Below, find each line holding "text" and state how many there are, using the number alone.

— START Provided data —

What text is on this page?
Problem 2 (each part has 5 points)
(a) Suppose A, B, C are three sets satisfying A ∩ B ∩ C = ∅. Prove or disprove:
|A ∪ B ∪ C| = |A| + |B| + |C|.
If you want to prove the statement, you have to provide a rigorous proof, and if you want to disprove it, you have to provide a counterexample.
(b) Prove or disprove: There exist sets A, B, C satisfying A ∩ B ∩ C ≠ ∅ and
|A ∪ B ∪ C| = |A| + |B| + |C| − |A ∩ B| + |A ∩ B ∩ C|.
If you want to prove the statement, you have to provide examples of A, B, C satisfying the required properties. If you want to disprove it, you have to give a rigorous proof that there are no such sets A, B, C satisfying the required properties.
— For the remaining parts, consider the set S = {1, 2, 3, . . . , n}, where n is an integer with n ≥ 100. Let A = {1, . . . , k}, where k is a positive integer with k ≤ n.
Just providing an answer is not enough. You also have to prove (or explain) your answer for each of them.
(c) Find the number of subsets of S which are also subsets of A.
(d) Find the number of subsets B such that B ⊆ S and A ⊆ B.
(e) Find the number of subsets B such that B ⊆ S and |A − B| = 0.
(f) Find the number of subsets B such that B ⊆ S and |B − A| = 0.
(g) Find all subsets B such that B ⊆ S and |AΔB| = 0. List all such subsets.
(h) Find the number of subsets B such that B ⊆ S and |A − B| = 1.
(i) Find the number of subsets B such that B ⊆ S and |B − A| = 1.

— END Provided data —
— START Provided data —

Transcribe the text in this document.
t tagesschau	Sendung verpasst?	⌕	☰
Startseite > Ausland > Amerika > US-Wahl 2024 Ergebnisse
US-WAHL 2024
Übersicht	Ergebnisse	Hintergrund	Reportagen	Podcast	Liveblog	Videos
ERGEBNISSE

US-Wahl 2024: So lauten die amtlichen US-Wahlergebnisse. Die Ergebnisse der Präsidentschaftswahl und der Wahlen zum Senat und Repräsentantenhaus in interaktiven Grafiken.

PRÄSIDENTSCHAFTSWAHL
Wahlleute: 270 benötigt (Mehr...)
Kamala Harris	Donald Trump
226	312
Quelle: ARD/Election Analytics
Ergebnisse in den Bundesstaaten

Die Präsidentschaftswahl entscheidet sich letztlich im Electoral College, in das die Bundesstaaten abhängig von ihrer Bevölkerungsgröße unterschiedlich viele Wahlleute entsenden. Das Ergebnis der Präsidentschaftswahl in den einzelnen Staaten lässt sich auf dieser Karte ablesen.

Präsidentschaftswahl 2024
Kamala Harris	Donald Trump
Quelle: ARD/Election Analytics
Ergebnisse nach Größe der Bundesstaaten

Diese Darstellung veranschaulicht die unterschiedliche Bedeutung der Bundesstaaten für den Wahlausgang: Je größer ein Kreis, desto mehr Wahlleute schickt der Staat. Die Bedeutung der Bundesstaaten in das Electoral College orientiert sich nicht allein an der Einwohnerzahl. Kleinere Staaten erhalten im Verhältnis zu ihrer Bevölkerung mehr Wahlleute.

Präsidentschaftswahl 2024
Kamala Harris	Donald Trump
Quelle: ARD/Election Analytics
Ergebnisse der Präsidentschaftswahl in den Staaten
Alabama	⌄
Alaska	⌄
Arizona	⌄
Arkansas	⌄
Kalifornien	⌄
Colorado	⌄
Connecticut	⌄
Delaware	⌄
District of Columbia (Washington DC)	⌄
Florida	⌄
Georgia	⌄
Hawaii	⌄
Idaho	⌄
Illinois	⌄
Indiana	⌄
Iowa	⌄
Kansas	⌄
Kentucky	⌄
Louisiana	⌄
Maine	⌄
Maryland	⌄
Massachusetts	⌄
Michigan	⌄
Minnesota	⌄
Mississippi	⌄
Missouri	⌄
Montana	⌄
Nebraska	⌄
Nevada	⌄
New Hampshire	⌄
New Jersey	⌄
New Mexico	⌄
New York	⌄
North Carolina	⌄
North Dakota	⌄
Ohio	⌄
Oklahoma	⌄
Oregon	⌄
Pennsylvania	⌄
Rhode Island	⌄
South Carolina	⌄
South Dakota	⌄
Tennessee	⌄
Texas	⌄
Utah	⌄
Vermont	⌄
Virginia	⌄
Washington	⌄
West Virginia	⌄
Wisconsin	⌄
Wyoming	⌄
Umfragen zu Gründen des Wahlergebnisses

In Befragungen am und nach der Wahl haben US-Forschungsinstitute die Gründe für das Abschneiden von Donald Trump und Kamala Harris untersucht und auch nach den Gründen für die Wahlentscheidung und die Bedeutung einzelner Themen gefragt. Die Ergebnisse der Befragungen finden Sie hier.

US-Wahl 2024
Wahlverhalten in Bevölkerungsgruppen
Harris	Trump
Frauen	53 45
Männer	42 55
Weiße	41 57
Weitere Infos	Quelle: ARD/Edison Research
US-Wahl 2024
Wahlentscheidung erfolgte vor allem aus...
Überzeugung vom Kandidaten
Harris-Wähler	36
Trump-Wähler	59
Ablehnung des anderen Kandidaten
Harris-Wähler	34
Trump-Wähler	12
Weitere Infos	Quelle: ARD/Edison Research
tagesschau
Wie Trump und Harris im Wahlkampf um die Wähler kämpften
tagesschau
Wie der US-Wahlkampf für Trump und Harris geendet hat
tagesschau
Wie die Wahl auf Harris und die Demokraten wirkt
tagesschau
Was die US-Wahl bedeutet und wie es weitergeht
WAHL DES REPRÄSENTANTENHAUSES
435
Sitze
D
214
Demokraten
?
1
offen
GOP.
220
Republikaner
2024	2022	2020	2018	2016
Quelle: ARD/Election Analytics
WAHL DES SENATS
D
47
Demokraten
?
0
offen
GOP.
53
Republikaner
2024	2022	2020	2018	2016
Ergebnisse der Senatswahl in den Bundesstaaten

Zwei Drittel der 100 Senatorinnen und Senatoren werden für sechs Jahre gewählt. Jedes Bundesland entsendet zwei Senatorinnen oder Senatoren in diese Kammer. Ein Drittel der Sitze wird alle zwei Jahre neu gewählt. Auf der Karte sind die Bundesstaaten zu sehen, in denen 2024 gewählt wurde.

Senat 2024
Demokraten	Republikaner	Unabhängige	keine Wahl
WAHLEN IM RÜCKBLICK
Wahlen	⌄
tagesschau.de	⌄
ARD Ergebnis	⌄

— END Provided data —

_Answer to the exercise_: 2